Aufgabe
Wessen Abgänge wurden laut dem Textauszug über Sturms Sportchef im vergangenen Winter nicht wie erhofft aufgefangen?

Textauszug
------------------------------------

Was zeichnet den früheren Torhüter jedoch aus, dass ihm selbst nicht so rosig verlaufende Entwicklungen so gut wie gar nicht angelastet werden? Als Beispiel für selbige dient sehr wohl die Transferzeit im vergangenen Winter, als die finanziell nachvollziehbaren Abgänge von Uros Matic und Edomwonyi nicht wie erhofft aufgefangen wurden und Sturm möglicherweise auch deshalb kein sonderlich gutes Frühjahr spielte.

Das hohe Grundvertrauen in Kreissl wurde in Graz trotzdem nicht erschüttert.

Die Rückholaktion von Edomwonyi und vor allem jene von Jantscher stehen in meinen Augen stellvertretend dafür, warum Sturms Sportchef sich in relativ kurzer Zeit einen derart krisenfesten Ruf erarbeitet hat. Aus diversen Gründen.

1.) Der Kommunikator:

Die Gabe, nicht immer einfache Zusammenhänge verständlich auf den Punkt zu bringen, kann man nur schwer erlernen. Kreissl ist nicht nur eloquent, sondern findet für sein Handeln auch gerne die richtigen Worte. Die Pressekonferenz zu den aktuellen beiden Transfers war ein Musterbeispiel dafür.

------------------------------------

Layout-Koordinatendaten
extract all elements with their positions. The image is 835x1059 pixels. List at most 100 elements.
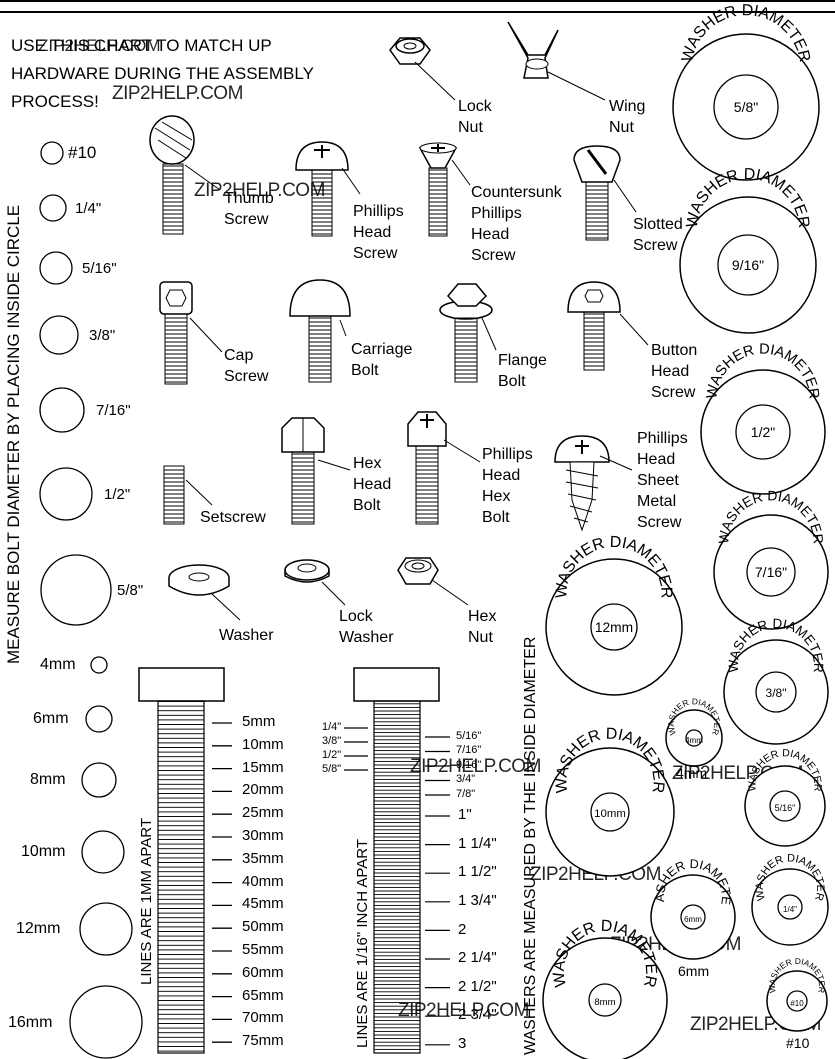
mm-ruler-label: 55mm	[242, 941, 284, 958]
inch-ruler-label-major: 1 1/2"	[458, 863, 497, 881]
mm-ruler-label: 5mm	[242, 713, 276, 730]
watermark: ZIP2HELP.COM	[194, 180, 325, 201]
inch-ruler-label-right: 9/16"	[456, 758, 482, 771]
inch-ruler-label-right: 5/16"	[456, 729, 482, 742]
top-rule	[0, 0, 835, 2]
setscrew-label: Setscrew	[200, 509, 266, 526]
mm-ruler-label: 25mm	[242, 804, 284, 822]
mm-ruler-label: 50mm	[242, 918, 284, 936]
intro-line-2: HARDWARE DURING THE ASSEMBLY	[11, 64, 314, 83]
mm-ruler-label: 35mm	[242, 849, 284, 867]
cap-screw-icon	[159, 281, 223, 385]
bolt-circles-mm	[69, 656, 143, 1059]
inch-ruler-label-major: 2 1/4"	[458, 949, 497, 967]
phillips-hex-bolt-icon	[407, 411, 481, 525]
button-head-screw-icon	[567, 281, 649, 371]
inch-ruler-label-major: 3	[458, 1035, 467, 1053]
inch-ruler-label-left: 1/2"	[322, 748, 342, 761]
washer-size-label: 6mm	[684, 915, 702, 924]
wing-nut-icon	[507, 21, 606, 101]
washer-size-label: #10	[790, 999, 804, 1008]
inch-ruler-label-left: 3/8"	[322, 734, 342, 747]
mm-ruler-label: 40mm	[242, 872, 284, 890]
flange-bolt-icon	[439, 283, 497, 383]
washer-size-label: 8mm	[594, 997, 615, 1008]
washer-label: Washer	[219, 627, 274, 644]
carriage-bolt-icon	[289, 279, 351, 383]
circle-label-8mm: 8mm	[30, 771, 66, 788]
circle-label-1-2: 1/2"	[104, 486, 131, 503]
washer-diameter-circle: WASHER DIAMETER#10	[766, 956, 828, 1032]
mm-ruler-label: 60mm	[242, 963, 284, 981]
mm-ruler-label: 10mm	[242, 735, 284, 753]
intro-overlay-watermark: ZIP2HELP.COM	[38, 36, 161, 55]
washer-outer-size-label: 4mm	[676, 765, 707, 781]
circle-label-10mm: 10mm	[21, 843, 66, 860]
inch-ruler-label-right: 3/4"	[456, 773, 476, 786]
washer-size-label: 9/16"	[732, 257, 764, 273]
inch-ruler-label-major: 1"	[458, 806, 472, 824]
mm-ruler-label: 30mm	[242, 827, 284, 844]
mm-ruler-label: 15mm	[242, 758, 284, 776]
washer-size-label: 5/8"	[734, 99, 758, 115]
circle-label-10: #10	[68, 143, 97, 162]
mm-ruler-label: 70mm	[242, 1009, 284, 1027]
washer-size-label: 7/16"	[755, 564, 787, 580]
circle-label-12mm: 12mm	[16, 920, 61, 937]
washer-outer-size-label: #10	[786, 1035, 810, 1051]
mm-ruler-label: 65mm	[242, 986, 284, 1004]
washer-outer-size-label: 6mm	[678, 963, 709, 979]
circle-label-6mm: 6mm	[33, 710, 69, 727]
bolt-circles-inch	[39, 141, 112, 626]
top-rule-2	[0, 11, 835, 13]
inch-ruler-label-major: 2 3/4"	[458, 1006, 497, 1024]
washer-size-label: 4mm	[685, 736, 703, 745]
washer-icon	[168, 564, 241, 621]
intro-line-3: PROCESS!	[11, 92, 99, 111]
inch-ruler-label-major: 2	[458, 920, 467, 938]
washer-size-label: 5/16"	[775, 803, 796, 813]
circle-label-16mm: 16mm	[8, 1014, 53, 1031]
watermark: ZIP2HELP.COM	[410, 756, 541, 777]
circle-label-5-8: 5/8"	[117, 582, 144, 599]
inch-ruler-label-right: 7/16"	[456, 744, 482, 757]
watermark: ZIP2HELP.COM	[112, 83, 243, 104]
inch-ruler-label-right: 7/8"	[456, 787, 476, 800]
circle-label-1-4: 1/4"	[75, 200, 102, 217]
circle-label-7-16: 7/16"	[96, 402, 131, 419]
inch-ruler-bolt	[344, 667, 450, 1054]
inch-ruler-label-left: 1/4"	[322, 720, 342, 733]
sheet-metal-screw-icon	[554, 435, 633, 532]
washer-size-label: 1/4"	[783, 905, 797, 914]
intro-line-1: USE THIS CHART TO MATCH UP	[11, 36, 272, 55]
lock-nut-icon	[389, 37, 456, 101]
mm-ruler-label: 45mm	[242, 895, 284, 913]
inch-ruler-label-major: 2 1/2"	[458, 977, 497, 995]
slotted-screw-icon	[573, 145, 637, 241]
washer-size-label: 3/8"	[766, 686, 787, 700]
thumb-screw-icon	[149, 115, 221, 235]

------------------------------------

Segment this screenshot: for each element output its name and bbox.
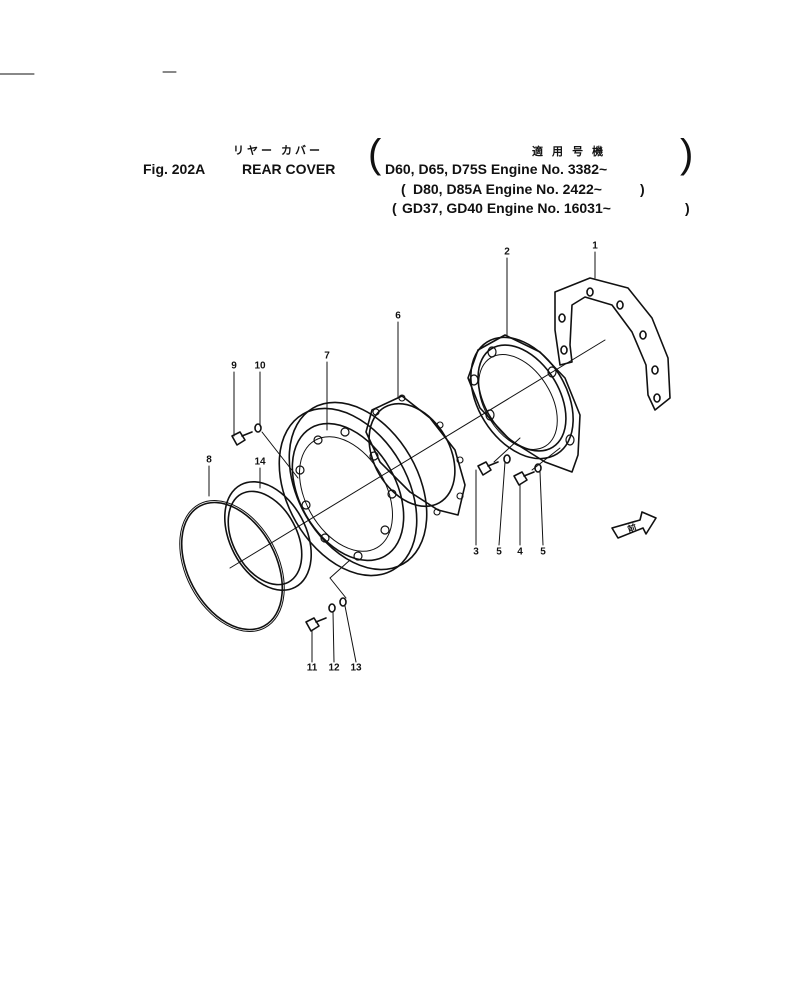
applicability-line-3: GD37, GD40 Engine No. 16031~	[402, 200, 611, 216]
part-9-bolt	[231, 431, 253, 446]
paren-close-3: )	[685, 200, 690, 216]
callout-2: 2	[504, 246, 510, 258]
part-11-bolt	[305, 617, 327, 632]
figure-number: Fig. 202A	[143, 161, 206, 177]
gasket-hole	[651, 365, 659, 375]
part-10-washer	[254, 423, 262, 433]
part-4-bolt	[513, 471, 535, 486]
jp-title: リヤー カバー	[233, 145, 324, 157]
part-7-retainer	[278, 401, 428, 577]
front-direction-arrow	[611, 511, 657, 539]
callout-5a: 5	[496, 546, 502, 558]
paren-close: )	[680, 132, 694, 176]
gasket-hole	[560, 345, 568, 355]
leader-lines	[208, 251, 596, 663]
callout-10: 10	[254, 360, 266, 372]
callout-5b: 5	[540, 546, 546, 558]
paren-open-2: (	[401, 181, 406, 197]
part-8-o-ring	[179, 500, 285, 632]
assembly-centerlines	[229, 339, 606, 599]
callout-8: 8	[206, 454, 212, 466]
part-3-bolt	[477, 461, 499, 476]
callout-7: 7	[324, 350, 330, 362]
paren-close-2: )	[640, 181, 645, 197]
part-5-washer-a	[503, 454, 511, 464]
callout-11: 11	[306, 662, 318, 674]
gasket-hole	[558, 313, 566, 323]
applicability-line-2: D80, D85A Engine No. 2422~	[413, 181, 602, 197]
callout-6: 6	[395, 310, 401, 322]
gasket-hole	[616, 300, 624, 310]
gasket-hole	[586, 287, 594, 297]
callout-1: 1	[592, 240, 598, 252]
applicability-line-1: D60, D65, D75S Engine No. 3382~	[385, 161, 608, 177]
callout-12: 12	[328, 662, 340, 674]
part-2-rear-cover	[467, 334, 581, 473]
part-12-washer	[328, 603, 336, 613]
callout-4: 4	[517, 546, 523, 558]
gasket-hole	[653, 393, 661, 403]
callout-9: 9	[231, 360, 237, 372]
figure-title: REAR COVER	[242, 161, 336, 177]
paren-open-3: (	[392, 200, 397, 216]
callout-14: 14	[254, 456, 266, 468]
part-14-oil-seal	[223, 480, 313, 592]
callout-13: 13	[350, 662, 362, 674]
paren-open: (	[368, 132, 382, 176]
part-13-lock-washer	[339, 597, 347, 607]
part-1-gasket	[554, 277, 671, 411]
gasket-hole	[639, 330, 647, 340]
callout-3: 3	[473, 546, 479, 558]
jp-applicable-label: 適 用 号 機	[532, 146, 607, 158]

------------------------------------

Lösung
Die Abgänge von Uros Matic und Edomwonyi.